## TASK BRIEF
Check every line below for the word "color" and show those that hold it.

## INFORMATION PROVIDED
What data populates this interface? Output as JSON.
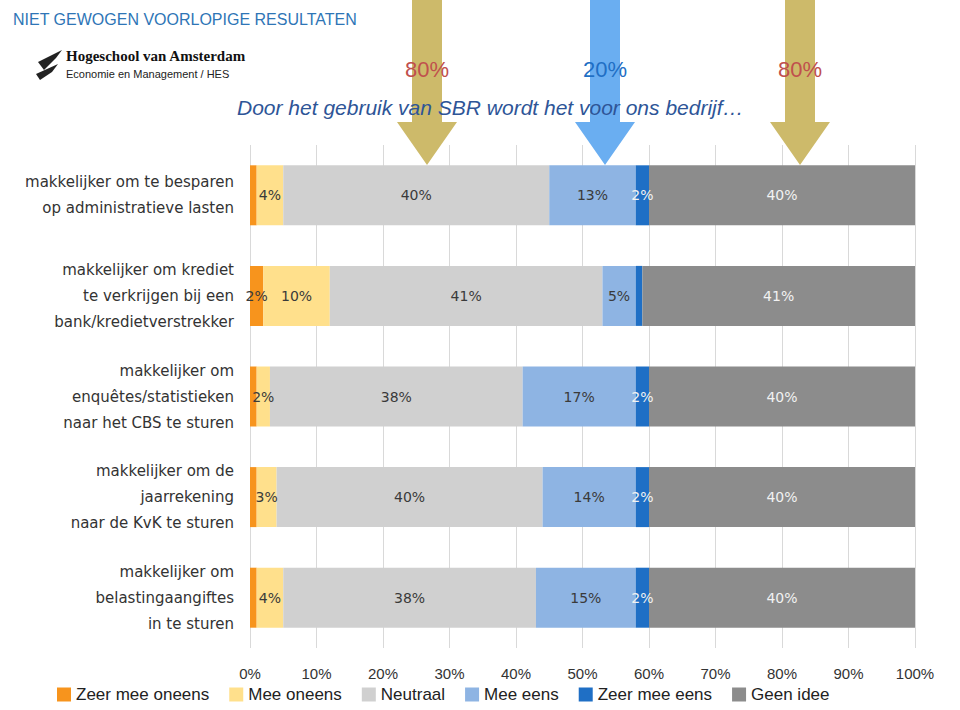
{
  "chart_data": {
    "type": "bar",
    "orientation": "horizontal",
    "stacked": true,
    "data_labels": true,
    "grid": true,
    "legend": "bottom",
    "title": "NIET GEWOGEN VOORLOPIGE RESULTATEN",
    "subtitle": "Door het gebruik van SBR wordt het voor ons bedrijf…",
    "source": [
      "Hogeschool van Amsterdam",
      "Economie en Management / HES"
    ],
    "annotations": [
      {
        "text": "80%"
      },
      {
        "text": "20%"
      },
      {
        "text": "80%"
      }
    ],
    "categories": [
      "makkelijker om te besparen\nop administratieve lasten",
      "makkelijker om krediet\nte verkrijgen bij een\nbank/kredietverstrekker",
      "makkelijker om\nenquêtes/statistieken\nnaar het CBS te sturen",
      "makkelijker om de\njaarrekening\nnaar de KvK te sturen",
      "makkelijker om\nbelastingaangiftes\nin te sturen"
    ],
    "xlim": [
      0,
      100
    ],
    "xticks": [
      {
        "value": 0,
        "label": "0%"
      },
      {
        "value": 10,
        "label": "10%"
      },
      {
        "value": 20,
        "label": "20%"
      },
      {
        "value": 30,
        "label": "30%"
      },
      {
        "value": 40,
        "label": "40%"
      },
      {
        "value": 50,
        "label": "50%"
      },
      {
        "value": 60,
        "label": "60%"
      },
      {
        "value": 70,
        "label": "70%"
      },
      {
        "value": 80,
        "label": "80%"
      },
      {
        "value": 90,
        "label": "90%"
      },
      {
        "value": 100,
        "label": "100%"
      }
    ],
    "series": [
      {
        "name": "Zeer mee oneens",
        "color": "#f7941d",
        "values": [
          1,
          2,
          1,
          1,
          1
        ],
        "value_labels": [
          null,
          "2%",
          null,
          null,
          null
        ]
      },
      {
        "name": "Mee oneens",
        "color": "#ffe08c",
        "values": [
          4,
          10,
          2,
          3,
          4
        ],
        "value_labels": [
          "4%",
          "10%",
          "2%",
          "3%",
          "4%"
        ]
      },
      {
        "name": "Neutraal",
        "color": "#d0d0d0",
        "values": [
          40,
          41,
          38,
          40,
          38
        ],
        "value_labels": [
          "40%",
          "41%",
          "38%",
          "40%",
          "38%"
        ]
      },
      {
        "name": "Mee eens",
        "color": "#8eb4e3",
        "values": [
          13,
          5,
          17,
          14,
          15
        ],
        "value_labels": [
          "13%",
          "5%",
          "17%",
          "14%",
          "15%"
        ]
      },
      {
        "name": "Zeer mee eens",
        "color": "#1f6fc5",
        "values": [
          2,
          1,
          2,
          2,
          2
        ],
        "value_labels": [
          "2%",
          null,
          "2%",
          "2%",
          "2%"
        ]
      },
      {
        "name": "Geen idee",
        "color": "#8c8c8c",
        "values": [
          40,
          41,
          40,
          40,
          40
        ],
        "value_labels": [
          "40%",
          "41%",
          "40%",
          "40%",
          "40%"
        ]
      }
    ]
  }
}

## WRITTEN SOLUTION
        "color": "#f7941d",
        "color": "#ffe08c",
        "color": "#d0d0d0",
        "color": "#8eb4e3",
        "color": "#1f6fc5",
        "color": "#8c8c8c",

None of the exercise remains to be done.